- **OBJECTIVE**
Within the records below, find each line that holds the string "name", then copy it.

- **RECORDS FOR THE TASK**
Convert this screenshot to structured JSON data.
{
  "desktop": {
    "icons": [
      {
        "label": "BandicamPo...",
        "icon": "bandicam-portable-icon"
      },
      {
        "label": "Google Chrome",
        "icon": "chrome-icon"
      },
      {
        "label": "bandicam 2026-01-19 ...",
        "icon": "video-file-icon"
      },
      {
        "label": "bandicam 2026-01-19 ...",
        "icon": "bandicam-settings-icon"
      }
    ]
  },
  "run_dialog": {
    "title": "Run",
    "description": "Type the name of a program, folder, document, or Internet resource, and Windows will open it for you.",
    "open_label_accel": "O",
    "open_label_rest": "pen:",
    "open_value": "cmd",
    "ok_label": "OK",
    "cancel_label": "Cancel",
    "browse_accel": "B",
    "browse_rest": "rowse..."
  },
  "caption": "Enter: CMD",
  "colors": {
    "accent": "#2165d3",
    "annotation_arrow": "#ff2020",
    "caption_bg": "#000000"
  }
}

--

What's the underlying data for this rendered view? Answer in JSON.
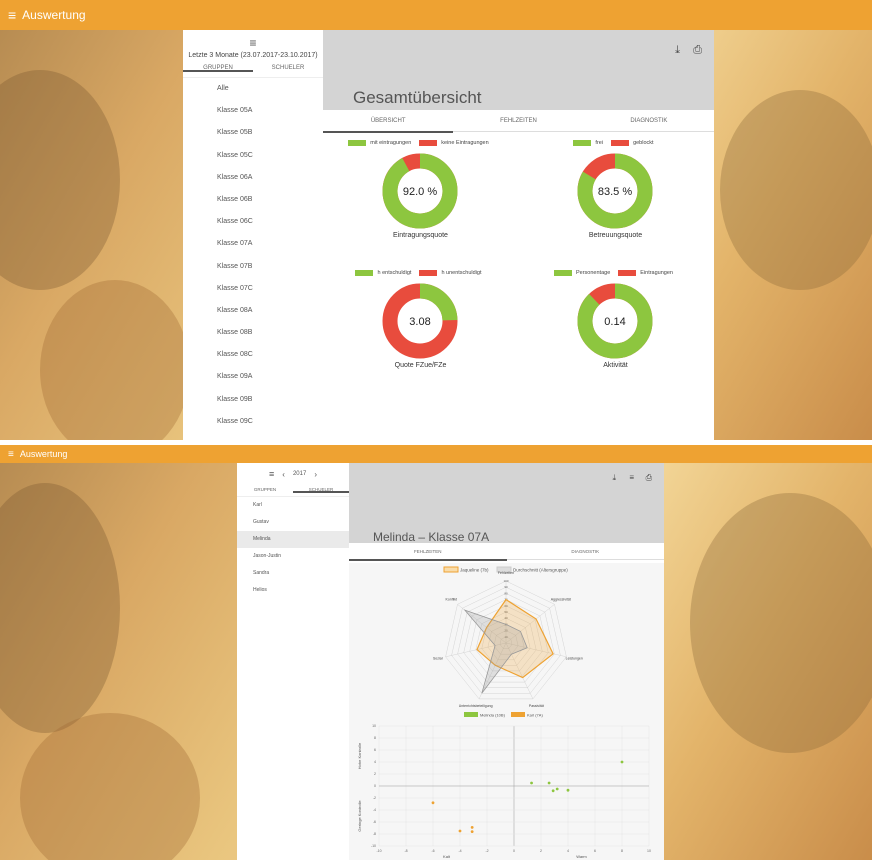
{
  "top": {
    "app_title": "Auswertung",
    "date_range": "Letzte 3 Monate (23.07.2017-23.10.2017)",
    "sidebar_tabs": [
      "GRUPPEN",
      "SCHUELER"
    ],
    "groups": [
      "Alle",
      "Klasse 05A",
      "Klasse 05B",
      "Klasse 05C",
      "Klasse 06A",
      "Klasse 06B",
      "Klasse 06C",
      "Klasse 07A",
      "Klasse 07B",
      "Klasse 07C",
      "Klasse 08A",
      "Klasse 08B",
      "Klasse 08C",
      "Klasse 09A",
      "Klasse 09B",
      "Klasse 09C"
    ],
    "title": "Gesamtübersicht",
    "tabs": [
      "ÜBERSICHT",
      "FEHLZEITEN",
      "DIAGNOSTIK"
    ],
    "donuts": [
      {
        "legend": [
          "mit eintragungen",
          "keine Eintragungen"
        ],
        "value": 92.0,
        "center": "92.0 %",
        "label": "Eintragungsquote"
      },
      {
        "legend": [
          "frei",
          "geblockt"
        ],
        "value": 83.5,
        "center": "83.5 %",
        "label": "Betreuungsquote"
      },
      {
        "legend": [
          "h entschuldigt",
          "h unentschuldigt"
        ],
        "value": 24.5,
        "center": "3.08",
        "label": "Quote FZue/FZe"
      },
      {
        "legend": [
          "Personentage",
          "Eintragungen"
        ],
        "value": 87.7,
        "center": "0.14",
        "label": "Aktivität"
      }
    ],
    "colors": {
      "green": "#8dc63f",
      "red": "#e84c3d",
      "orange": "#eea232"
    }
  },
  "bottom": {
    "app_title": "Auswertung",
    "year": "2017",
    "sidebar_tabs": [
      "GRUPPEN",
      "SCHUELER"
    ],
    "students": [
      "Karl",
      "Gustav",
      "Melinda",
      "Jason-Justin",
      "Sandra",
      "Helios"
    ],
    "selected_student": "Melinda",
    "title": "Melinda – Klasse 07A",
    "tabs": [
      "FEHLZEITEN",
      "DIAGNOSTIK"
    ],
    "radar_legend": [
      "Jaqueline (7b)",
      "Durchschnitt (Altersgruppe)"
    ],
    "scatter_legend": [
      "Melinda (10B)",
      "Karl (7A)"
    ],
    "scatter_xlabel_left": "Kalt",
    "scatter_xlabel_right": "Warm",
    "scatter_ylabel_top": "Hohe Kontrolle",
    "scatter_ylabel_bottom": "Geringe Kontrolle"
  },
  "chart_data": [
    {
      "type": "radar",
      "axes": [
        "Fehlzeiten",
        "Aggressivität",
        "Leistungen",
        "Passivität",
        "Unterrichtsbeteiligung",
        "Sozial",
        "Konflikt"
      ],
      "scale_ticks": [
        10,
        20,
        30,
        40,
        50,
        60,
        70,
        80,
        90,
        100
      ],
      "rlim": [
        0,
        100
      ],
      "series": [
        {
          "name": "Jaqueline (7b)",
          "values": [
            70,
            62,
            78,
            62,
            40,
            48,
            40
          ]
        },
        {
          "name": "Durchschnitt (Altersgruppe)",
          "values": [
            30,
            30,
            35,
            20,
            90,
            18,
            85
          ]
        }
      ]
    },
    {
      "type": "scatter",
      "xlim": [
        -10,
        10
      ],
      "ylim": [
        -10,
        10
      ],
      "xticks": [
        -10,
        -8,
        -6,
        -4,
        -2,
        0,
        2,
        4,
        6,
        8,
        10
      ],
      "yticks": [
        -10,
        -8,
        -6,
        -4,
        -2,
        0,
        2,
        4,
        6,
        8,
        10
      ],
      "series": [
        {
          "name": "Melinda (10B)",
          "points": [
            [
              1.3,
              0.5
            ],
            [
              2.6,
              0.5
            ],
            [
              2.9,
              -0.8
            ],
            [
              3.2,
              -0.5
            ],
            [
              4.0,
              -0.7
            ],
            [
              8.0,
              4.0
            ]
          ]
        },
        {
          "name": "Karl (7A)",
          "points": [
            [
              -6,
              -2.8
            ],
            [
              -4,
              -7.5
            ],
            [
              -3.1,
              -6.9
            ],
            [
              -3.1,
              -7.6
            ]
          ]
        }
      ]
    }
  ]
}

- **FULL RESPONSE**
    "description": "Type the name of a program, folder, document, or Internet resource, and Windows will open it for you.",
          "name": "Jaqueline (7b)",
          "name": "Durchschnitt (Altersgruppe)",
          "name": "Melinda (10B)",
          "name": "Karl (7A)",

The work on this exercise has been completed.